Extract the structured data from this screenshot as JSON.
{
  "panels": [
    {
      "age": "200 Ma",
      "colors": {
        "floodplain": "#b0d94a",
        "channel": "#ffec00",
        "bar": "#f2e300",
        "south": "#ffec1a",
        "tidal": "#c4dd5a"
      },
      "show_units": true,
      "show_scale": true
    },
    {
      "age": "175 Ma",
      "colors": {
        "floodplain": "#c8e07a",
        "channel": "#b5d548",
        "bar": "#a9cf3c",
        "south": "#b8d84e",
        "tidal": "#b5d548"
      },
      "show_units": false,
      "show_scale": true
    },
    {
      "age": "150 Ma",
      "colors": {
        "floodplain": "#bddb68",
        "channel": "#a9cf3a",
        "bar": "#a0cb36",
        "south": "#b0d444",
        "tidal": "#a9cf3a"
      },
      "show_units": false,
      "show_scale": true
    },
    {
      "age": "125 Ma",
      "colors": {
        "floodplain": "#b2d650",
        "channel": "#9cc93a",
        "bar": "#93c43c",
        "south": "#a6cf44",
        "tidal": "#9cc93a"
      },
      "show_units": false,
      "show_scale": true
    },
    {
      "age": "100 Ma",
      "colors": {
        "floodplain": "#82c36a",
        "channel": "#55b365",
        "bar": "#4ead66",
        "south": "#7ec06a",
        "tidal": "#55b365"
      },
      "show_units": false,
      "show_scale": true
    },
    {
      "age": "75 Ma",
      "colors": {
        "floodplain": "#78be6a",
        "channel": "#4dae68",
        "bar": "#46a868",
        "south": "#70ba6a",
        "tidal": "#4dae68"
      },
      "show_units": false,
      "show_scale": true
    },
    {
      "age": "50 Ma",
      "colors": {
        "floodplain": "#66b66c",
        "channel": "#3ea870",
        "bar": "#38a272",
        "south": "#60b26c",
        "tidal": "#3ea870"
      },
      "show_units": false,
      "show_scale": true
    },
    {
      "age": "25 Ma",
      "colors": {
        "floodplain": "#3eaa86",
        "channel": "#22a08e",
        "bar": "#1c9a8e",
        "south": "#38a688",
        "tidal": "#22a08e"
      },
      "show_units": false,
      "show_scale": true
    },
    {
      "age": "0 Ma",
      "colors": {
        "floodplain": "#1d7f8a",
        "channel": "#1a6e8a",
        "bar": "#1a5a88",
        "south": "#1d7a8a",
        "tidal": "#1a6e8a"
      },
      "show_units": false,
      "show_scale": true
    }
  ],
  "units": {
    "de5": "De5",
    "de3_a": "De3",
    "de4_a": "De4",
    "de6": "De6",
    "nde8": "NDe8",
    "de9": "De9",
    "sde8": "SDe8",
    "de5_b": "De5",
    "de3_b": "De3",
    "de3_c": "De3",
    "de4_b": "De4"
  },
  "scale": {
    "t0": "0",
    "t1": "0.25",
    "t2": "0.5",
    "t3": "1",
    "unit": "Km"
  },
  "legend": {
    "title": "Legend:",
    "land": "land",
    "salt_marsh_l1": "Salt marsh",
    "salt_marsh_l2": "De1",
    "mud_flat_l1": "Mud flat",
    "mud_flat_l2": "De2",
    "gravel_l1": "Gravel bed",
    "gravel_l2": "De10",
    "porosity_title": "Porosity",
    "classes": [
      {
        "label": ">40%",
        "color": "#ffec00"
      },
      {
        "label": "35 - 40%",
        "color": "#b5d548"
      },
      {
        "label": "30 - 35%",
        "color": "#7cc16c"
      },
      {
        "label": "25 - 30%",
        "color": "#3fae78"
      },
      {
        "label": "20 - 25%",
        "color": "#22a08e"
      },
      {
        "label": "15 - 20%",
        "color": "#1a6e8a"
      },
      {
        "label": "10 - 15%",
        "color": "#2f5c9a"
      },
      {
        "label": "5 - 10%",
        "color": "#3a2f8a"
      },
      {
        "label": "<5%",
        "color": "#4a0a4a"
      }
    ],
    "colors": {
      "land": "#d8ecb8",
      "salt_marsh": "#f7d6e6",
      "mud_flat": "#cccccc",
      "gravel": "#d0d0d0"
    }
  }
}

::::

= Challenge =
Every line of the records above needs to be given again exactly.

= Result below =
Extract the structured data from this screenshot as JSON.
{
  "panels": [
    {
      "age": "200 Ma",
      "colors": {
        "floodplain": "#b0d94a",
        "channel": "#ffec00",
        "bar": "#f2e300",
        "south": "#ffec1a",
        "tidal": "#c4dd5a"
      },
      "show_units": true,
      "show_scale": true
    },
    {
      "age": "175 Ma",
      "colors": {
        "floodplain": "#c8e07a",
        "channel": "#b5d548",
        "bar": "#a9cf3c",
        "south": "#b8d84e",
        "tidal": "#b5d548"
      },
      "show_units": false,
      "show_scale": true
    },
    {
      "age": "150 Ma",
      "colors": {
        "floodplain": "#bddb68",
        "channel": "#a9cf3a",
        "bar": "#a0cb36",
        "south": "#b0d444",
        "tidal": "#a9cf3a"
      },
      "show_units": false,
      "show_scale": true
    },
    {
      "age": "125 Ma",
      "colors": {
        "floodplain": "#b2d650",
        "channel": "#9cc93a",
        "bar": "#93c43c",
        "south": "#a6cf44",
        "tidal": "#9cc93a"
      },
      "show_units": false,
      "show_scale": true
    },
    {
      "age": "100 Ma",
      "colors": {
        "floodplain": "#82c36a",
        "channel": "#55b365",
        "bar": "#4ead66",
        "south": "#7ec06a",
        "tidal": "#55b365"
      },
      "show_units": false,
      "show_scale": true
    },
    {
      "age": "75 Ma",
      "colors": {
        "floodplain": "#78be6a",
        "channel": "#4dae68",
        "bar": "#46a868",
        "south": "#70ba6a",
        "tidal": "#4dae68"
      },
      "show_units": false,
      "show_scale": true
    },
    {
      "age": "50 Ma",
      "colors": {
        "floodplain": "#66b66c",
        "channel": "#3ea870",
        "bar": "#38a272",
        "south": "#60b26c",
        "tidal": "#3ea870"
      },
      "show_units": false,
      "show_scale": true
    },
    {
      "age": "25 Ma",
      "colors": {
        "floodplain": "#3eaa86",
        "channel": "#22a08e",
        "bar": "#1c9a8e",
        "south": "#38a688",
        "tidal": "#22a08e"
      },
      "show_units": false,
      "show_scale": true
    },
    {
      "age": "0 Ma",
      "colors": {
        "floodplain": "#1d7f8a",
        "channel": "#1a6e8a",
        "bar": "#1a5a88",
        "south": "#1d7a8a",
        "tidal": "#1a6e8a"
      },
      "show_units": false,
      "show_scale": true
    }
  ],
  "units": {
    "de5": "De5",
    "de3_a": "De3",
    "de4_a": "De4",
    "de6": "De6",
    "nde8": "NDe8",
    "de9": "De9",
    "sde8": "SDe8",
    "de5_b": "De5",
    "de3_b": "De3",
    "de3_c": "De3",
    "de4_b": "De4"
  },
  "scale": {
    "t0": "0",
    "t1": "0.25",
    "t2": "0.5",
    "t3": "1",
    "unit": "Km"
  },
  "legend": {
    "title": "Legend:",
    "land": "land",
    "salt_marsh_l1": "Salt marsh",
    "salt_marsh_l2": "De1",
    "mud_flat_l1": "Mud flat",
    "mud_flat_l2": "De2",
    "gravel_l1": "Gravel bed",
    "gravel_l2": "De10",
    "porosity_title": "Porosity",
    "classes": [
      {
        "label": ">40%",
        "color": "#ffec00"
      },
      {
        "label": "35 - 40%",
        "color": "#b5d548"
      },
      {
        "label": "30 - 35%",
        "color": "#7cc16c"
      },
      {
        "label": "25 - 30%",
        "color": "#3fae78"
      },
      {
        "label": "20 - 25%",
        "color": "#22a08e"
      },
      {
        "label": "15 - 20%",
        "color": "#1a6e8a"
      },
      {
        "label": "10 - 15%",
        "color": "#2f5c9a"
      },
      {
        "label": "5 - 10%",
        "color": "#3a2f8a"
      },
      {
        "label": "<5%",
        "color": "#4a0a4a"
      }
    ],
    "colors": {
      "land": "#d8ecb8",
      "salt_marsh": "#f7d6e6",
      "mud_flat": "#cccccc",
      "gravel": "#d0d0d0"
    }
  }
}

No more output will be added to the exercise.